AIM OF THE TASK => Copy each line below that contains "glacier".

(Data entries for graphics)
>>>>
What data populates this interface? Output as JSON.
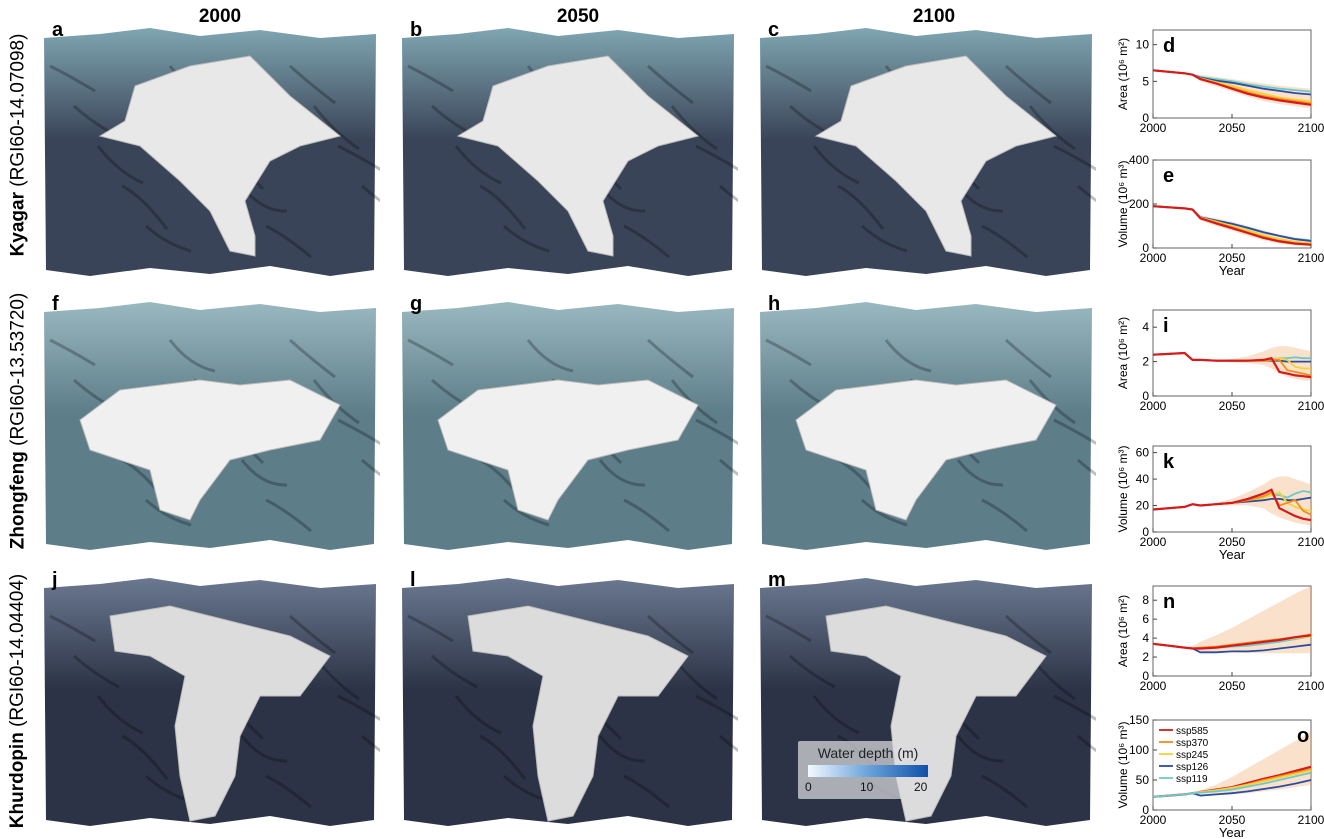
{
  "columns": [
    "2000",
    "2050",
    "2100"
  ],
  "rows": [
    {
      "name": "Kyagar",
      "id": "(RGI60-14.07098)",
      "map_labels": [
        "a",
        "b",
        "c"
      ],
      "terrain": "#3a4458",
      "sky": "#7fa6b2",
      "glacier": "#e8e8e8"
    },
    {
      "name": "Zhongfeng",
      "id": "(RGI60-13.53720)",
      "map_labels": [
        "f",
        "g",
        "h"
      ],
      "terrain": "#5d7d88",
      "sky": "#9ab8c0",
      "glacier": "#f0f0f0"
    },
    {
      "name": "Khurdopin",
      "id": "(RGI60-14.04404)",
      "map_labels": [
        "j",
        "l",
        "m"
      ],
      "terrain": "#2c3346",
      "sky": "#6a7890",
      "glacier": "#dcdcdc"
    }
  ],
  "water_legend": {
    "title": "Water depth (m)",
    "ticks": [
      "0",
      "10",
      "20"
    ]
  },
  "colors": {
    "ssp585": "#d7191c",
    "ssp370": "#f28e1c",
    "ssp245": "#f3d23a",
    "ssp126": "#2b4da0",
    "ssp119": "#6fc9c9"
  },
  "chart_data": [
    {
      "panel": "d",
      "type": "line",
      "ylabel": "Area (10⁶ m²)",
      "xlabel": "",
      "xlim": [
        2000,
        2100
      ],
      "ylim": [
        0,
        12
      ],
      "xticks": [
        "2000",
        "2050",
        "2100"
      ],
      "yticks": [
        "0",
        "5",
        "10"
      ],
      "x": [
        2000,
        2010,
        2020,
        2025,
        2030,
        2040,
        2050,
        2060,
        2070,
        2080,
        2090,
        2100
      ],
      "series": [
        {
          "name": "ssp119",
          "values": [
            6.5,
            6.3,
            6.1,
            5.9,
            5.6,
            5.3,
            5.0,
            4.6,
            4.3,
            4.0,
            3.8,
            3.6
          ]
        },
        {
          "name": "ssp126",
          "values": [
            6.5,
            6.3,
            6.1,
            5.9,
            5.5,
            5.1,
            4.8,
            4.4,
            4.0,
            3.7,
            3.4,
            3.2
          ]
        },
        {
          "name": "ssp245",
          "values": [
            6.5,
            6.3,
            6.1,
            5.9,
            5.4,
            4.9,
            4.4,
            3.8,
            3.3,
            2.8,
            2.5,
            2.3
          ]
        },
        {
          "name": "ssp370",
          "values": [
            6.5,
            6.3,
            6.1,
            5.9,
            5.3,
            4.7,
            4.1,
            3.5,
            3.0,
            2.6,
            2.3,
            2.0
          ]
        },
        {
          "name": "ssp585",
          "values": [
            6.5,
            6.3,
            6.1,
            5.9,
            5.3,
            4.7,
            4.0,
            3.3,
            2.8,
            2.4,
            2.1,
            1.8
          ]
        }
      ],
      "band": {
        "lower": [
          6.5,
          6.3,
          6.1,
          5.9,
          5.0,
          4.3,
          3.6,
          2.9,
          2.3,
          1.9,
          1.6,
          1.3
        ],
        "upper": [
          6.5,
          6.3,
          6.1,
          5.9,
          5.9,
          5.6,
          5.3,
          5.0,
          4.7,
          4.4,
          4.2,
          4.0
        ]
      }
    },
    {
      "panel": "e",
      "type": "line",
      "ylabel": "Volume (10⁶ m³)",
      "xlabel": "Year",
      "xlim": [
        2000,
        2100
      ],
      "ylim": [
        0,
        400
      ],
      "xticks": [
        "2000",
        "2050",
        "2100"
      ],
      "yticks": [
        "0",
        "200",
        "400"
      ],
      "x": [
        2000,
        2010,
        2020,
        2025,
        2030,
        2040,
        2050,
        2060,
        2070,
        2080,
        2090,
        2100
      ],
      "series": [
        {
          "name": "ssp119",
          "values": [
            190,
            185,
            180,
            175,
            140,
            125,
            110,
            90,
            70,
            55,
            42,
            35
          ]
        },
        {
          "name": "ssp126",
          "values": [
            190,
            185,
            180,
            175,
            140,
            125,
            110,
            92,
            72,
            55,
            40,
            32
          ]
        },
        {
          "name": "ssp245",
          "values": [
            190,
            185,
            180,
            175,
            138,
            120,
            100,
            80,
            58,
            40,
            28,
            22
          ]
        },
        {
          "name": "ssp370",
          "values": [
            190,
            185,
            180,
            175,
            135,
            115,
            95,
            72,
            50,
            33,
            22,
            17
          ]
        },
        {
          "name": "ssp585",
          "values": [
            190,
            185,
            180,
            175,
            135,
            112,
            90,
            68,
            46,
            30,
            20,
            15
          ]
        }
      ],
      "band": {
        "lower": [
          190,
          185,
          180,
          175,
          125,
          100,
          78,
          55,
          35,
          20,
          12,
          8
        ],
        "upper": [
          190,
          185,
          180,
          175,
          148,
          135,
          120,
          100,
          80,
          62,
          48,
          40
        ]
      }
    },
    {
      "panel": "i",
      "type": "line",
      "ylabel": "Area (10⁶ m²)",
      "xlabel": "",
      "xlim": [
        2000,
        2100
      ],
      "ylim": [
        0,
        5
      ],
      "xticks": [
        "2000",
        "2050",
        "2100"
      ],
      "yticks": [
        "0",
        "2",
        "4"
      ],
      "x": [
        2000,
        2010,
        2020,
        2025,
        2030,
        2040,
        2050,
        2060,
        2070,
        2075,
        2080,
        2085,
        2090,
        2095,
        2100
      ],
      "series": [
        {
          "name": "ssp119",
          "values": [
            2.4,
            2.45,
            2.5,
            2.1,
            2.1,
            2.05,
            2.05,
            2.05,
            2.1,
            2.15,
            2.2,
            2.2,
            2.25,
            2.2,
            2.2
          ]
        },
        {
          "name": "ssp126",
          "values": [
            2.4,
            2.45,
            2.5,
            2.1,
            2.1,
            2.05,
            2.05,
            2.05,
            2.05,
            2.05,
            2.05,
            2.0,
            2.0,
            2.0,
            2.0
          ]
        },
        {
          "name": "ssp245",
          "values": [
            2.4,
            2.45,
            2.5,
            2.1,
            2.1,
            2.05,
            2.05,
            2.05,
            2.05,
            2.1,
            2.2,
            2.1,
            1.7,
            1.6,
            1.6
          ]
        },
        {
          "name": "ssp370",
          "values": [
            2.4,
            2.45,
            2.5,
            2.1,
            2.1,
            2.05,
            2.05,
            2.05,
            2.05,
            2.1,
            2.1,
            1.5,
            1.4,
            1.3,
            1.2
          ]
        },
        {
          "name": "ssp585",
          "values": [
            2.4,
            2.45,
            2.5,
            2.1,
            2.1,
            2.05,
            2.05,
            2.05,
            2.1,
            2.2,
            1.4,
            1.3,
            1.2,
            1.15,
            1.1
          ]
        }
      ],
      "band": {
        "lower": [
          2.4,
          2.45,
          2.5,
          2.1,
          2.1,
          2.0,
          1.95,
          1.9,
          1.8,
          1.6,
          1.3,
          1.1,
          1.0,
          0.9,
          0.9
        ],
        "upper": [
          2.4,
          2.45,
          2.5,
          2.1,
          2.1,
          2.1,
          2.15,
          2.3,
          2.6,
          2.8,
          2.9,
          2.9,
          2.8,
          2.7,
          2.6
        ]
      }
    },
    {
      "panel": "k",
      "type": "line",
      "ylabel": "Volume (10⁶ m³)",
      "xlabel": "Year",
      "xlim": [
        2000,
        2100
      ],
      "ylim": [
        0,
        65
      ],
      "xticks": [
        "2000",
        "2050",
        "2100"
      ],
      "yticks": [
        "0",
        "20",
        "40",
        "60"
      ],
      "x": [
        2000,
        2010,
        2020,
        2025,
        2030,
        2040,
        2050,
        2060,
        2070,
        2075,
        2080,
        2085,
        2090,
        2095,
        2100
      ],
      "series": [
        {
          "name": "ssp119",
          "values": [
            17,
            18,
            19,
            21,
            20,
            21,
            22,
            24,
            27,
            28,
            28,
            26,
            29,
            31,
            30
          ]
        },
        {
          "name": "ssp126",
          "values": [
            17,
            18,
            19,
            21,
            20,
            21,
            22,
            23,
            24,
            25,
            25,
            24,
            24,
            25,
            26
          ]
        },
        {
          "name": "ssp245",
          "values": [
            17,
            18,
            19,
            21,
            20,
            21,
            22,
            24,
            26,
            28,
            30,
            22,
            19,
            17,
            16
          ]
        },
        {
          "name": "ssp370",
          "values": [
            17,
            18,
            19,
            21,
            20,
            21,
            22,
            24,
            27,
            30,
            20,
            22,
            24,
            16,
            13
          ]
        },
        {
          "name": "ssp585",
          "values": [
            17,
            18,
            19,
            21,
            20,
            21,
            22,
            25,
            29,
            32,
            18,
            15,
            12,
            10,
            9
          ]
        }
      ],
      "band": {
        "lower": [
          17,
          18,
          19,
          21,
          20,
          20,
          20,
          20,
          18,
          14,
          11,
          9,
          7,
          6,
          5
        ],
        "upper": [
          17,
          18,
          19,
          21,
          20,
          22,
          25,
          30,
          36,
          40,
          42,
          42,
          40,
          38,
          36
        ]
      }
    },
    {
      "panel": "n",
      "type": "line",
      "ylabel": "Area (10⁶ m²)",
      "xlabel": "",
      "xlim": [
        2000,
        2100
      ],
      "ylim": [
        0,
        9.5
      ],
      "xticks": [
        "2000",
        "2050",
        "2100"
      ],
      "yticks": [
        "0",
        "2",
        "4",
        "6",
        "8"
      ],
      "x": [
        2000,
        2010,
        2020,
        2025,
        2030,
        2040,
        2050,
        2060,
        2070,
        2080,
        2090,
        2100
      ],
      "series": [
        {
          "name": "ssp119",
          "values": [
            3.4,
            3.2,
            3.0,
            2.9,
            2.9,
            3.0,
            3.1,
            3.2,
            3.4,
            3.6,
            3.9,
            4.2
          ]
        },
        {
          "name": "ssp126",
          "values": [
            3.4,
            3.2,
            3.0,
            2.9,
            2.5,
            2.5,
            2.6,
            2.6,
            2.7,
            2.9,
            3.1,
            3.3
          ]
        },
        {
          "name": "ssp245",
          "values": [
            3.4,
            3.2,
            3.0,
            2.9,
            3.0,
            3.1,
            3.2,
            3.4,
            3.6,
            3.8,
            4.0,
            4.2
          ]
        },
        {
          "name": "ssp370",
          "values": [
            3.4,
            3.2,
            3.0,
            2.9,
            3.0,
            3.1,
            3.3,
            3.5,
            3.7,
            3.9,
            4.1,
            4.4
          ]
        },
        {
          "name": "ssp585",
          "values": [
            3.4,
            3.2,
            3.0,
            2.9,
            2.9,
            3.0,
            3.2,
            3.4,
            3.6,
            3.8,
            4.1,
            4.3
          ]
        }
      ],
      "band": {
        "lower": [
          3.4,
          3.2,
          3.0,
          2.9,
          2.6,
          2.5,
          2.5,
          2.4,
          2.4,
          2.4,
          2.4,
          2.4
        ],
        "upper": [
          3.4,
          3.2,
          3.0,
          3.2,
          3.6,
          4.3,
          5.1,
          6.0,
          6.9,
          7.8,
          8.7,
          9.5
        ]
      }
    },
    {
      "panel": "o",
      "type": "line",
      "ylabel": "Volume (10⁶ m³)",
      "xlabel": "Year",
      "xlim": [
        2000,
        2100
      ],
      "ylim": [
        0,
        150
      ],
      "xticks": [
        "2000",
        "2050",
        "2100"
      ],
      "yticks": [
        "0",
        "50",
        "100",
        "150"
      ],
      "x": [
        2000,
        2010,
        2020,
        2025,
        2030,
        2040,
        2050,
        2060,
        2070,
        2080,
        2090,
        2100
      ],
      "series": [
        {
          "name": "ssp585",
          "values": [
            22,
            24,
            26,
            28,
            30,
            34,
            38,
            45,
            52,
            58,
            65,
            72
          ]
        },
        {
          "name": "ssp370",
          "values": [
            22,
            24,
            26,
            28,
            30,
            33,
            37,
            43,
            50,
            56,
            62,
            68
          ]
        },
        {
          "name": "ssp245",
          "values": [
            22,
            24,
            26,
            28,
            30,
            33,
            37,
            42,
            48,
            54,
            60,
            66
          ]
        },
        {
          "name": "ssp126",
          "values": [
            22,
            24,
            26,
            28,
            24,
            26,
            28,
            31,
            35,
            39,
            44,
            50
          ]
        },
        {
          "name": "ssp119",
          "values": [
            22,
            24,
            26,
            28,
            29,
            31,
            34,
            39,
            44,
            50,
            56,
            62
          ]
        }
      ],
      "band": {
        "lower": [
          22,
          24,
          26,
          28,
          24,
          25,
          26,
          28,
          31,
          34,
          38,
          42
        ],
        "upper": [
          22,
          24,
          26,
          28,
          33,
          42,
          55,
          70,
          85,
          100,
          115,
          130
        ]
      },
      "legend": {
        "entries": [
          "ssp585",
          "ssp370",
          "ssp245",
          "ssp126",
          "ssp119"
        ],
        "position": "top-left"
      }
    }
  ]
}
<<<<
RESULT FOR THIS EXERCISE =>
      "glacier": "#e8e8e8"
      "glacier": "#f0f0f0"
      "glacier": "#dcdcdc"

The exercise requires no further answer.